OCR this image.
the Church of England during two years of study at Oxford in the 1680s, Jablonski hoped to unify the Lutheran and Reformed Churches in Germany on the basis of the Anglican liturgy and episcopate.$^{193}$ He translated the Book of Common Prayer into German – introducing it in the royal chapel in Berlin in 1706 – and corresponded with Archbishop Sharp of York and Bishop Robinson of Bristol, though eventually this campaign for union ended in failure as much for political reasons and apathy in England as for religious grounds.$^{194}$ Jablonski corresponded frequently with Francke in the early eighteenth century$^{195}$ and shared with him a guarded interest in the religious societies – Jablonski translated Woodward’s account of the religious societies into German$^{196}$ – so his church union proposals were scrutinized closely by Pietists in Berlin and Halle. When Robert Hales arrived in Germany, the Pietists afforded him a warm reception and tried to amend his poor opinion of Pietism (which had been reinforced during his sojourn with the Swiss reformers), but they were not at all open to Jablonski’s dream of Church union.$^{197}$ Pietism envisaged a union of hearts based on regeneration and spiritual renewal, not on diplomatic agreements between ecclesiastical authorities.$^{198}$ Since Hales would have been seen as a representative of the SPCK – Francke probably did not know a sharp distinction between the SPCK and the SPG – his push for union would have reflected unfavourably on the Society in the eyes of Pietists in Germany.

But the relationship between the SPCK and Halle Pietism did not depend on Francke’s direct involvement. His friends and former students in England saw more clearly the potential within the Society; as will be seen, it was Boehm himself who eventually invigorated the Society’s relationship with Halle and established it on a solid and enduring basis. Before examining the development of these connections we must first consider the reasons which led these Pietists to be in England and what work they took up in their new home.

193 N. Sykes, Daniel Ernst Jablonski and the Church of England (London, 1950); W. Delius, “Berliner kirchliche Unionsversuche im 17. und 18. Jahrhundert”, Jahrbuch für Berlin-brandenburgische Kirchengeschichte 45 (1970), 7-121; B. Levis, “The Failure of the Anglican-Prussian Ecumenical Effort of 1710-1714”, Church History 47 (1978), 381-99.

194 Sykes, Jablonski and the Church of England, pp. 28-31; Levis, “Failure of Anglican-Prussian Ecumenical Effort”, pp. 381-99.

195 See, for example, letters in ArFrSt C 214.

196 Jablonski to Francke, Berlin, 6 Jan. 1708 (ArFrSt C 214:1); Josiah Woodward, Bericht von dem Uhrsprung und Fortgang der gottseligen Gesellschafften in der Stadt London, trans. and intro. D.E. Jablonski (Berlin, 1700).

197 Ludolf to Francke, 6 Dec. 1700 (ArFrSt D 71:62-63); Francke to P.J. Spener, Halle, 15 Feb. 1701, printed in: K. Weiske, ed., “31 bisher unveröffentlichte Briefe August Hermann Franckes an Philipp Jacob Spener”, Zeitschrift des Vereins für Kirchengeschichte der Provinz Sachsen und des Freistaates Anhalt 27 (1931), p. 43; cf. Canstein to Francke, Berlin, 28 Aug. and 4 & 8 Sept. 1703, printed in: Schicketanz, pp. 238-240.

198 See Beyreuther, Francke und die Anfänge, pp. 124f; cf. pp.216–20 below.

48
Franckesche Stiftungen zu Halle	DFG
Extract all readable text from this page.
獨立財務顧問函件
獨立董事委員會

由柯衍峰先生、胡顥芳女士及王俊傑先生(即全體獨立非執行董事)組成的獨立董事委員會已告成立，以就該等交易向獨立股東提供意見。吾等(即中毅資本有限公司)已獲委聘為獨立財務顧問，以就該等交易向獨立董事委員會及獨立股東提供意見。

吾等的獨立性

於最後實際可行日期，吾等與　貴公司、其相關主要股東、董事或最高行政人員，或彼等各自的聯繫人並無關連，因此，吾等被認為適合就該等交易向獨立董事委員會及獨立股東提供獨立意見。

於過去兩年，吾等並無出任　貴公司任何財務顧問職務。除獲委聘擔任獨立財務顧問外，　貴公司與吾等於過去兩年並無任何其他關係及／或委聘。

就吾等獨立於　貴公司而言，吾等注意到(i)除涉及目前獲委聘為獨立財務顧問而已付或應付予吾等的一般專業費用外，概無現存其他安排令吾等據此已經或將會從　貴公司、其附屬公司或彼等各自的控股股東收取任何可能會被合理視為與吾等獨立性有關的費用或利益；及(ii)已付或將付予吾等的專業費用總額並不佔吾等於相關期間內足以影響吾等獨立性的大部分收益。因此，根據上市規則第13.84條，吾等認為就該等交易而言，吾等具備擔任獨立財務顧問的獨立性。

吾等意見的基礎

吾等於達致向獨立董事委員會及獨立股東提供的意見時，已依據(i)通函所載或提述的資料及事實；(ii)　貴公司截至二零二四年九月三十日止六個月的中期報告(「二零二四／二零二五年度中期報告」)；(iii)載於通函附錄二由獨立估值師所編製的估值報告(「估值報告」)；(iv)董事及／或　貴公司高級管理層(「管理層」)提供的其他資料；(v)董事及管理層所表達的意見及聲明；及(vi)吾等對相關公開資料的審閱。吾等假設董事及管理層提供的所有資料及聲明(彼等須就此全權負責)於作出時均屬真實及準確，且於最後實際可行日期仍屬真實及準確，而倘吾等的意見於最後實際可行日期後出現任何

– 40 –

──────────

Quote exactly what appears from the line containing "Extract all readable text from this page." through the final line of the listing above, including both of those lines.

Extract all readable text from this page.
獨立財務顧問函件
獨立董事委員會

由柯衍峰先生、胡顥芳女士及王俊傑先生(即全體獨立非執行董事)組成的獨立董事委員會已告成立，以就該等交易向獨立股東提供意見。吾等(即中毅資本有限公司)已獲委聘為獨立財務顧問，以就該等交易向獨立董事委員會及獨立股東提供意見。

吾等的獨立性

於最後實際可行日期，吾等與　貴公司、其相關主要股東、董事或最高行政人員，或彼等各自的聯繫人並無關連，因此，吾等被認為適合就該等交易向獨立董事委員會及獨立股東提供獨立意見。

於過去兩年，吾等並無出任　貴公司任何財務顧問職務。除獲委聘擔任獨立財務顧問外，　貴公司與吾等於過去兩年並無任何其他關係及／或委聘。

就吾等獨立於　貴公司而言，吾等注意到(i)除涉及目前獲委聘為獨立財務顧問而已付或應付予吾等的一般專業費用外，概無現存其他安排令吾等據此已經或將會從　貴公司、其附屬公司或彼等各自的控股股東收取任何可能會被合理視為與吾等獨立性有關的費用或利益；及(ii)已付或將付予吾等的專業費用總額並不佔吾等於相關期間內足以影響吾等獨立性的大部分收益。因此，根據上市規則第13.84條，吾等認為就該等交易而言，吾等具備擔任獨立財務顧問的獨立性。

吾等意見的基礎

吾等於達致向獨立董事委員會及獨立股東提供的意見時，已依據(i)通函所載或提述的資料及事實；(ii)　貴公司截至二零二四年九月三十日止六個月的中期報告(「二零二四／二零二五年度中期報告」)；(iii)載於通函附錄二由獨立估值師所編製的估值報告(「估值報告」)；(iv)董事及／或　貴公司高級管理層(「管理層」)提供的其他資料；(v)董事及管理層所表達的意見及聲明；及(vi)吾等對相關公開資料的審閱。吾等假設董事及管理層提供的所有資料及聲明(彼等須就此全權負責)於作出時均屬真實及準確，且於最後實際可行日期仍屬真實及準確，而倘吾等的意見於最後實際可行日期後出現任何

– 40 –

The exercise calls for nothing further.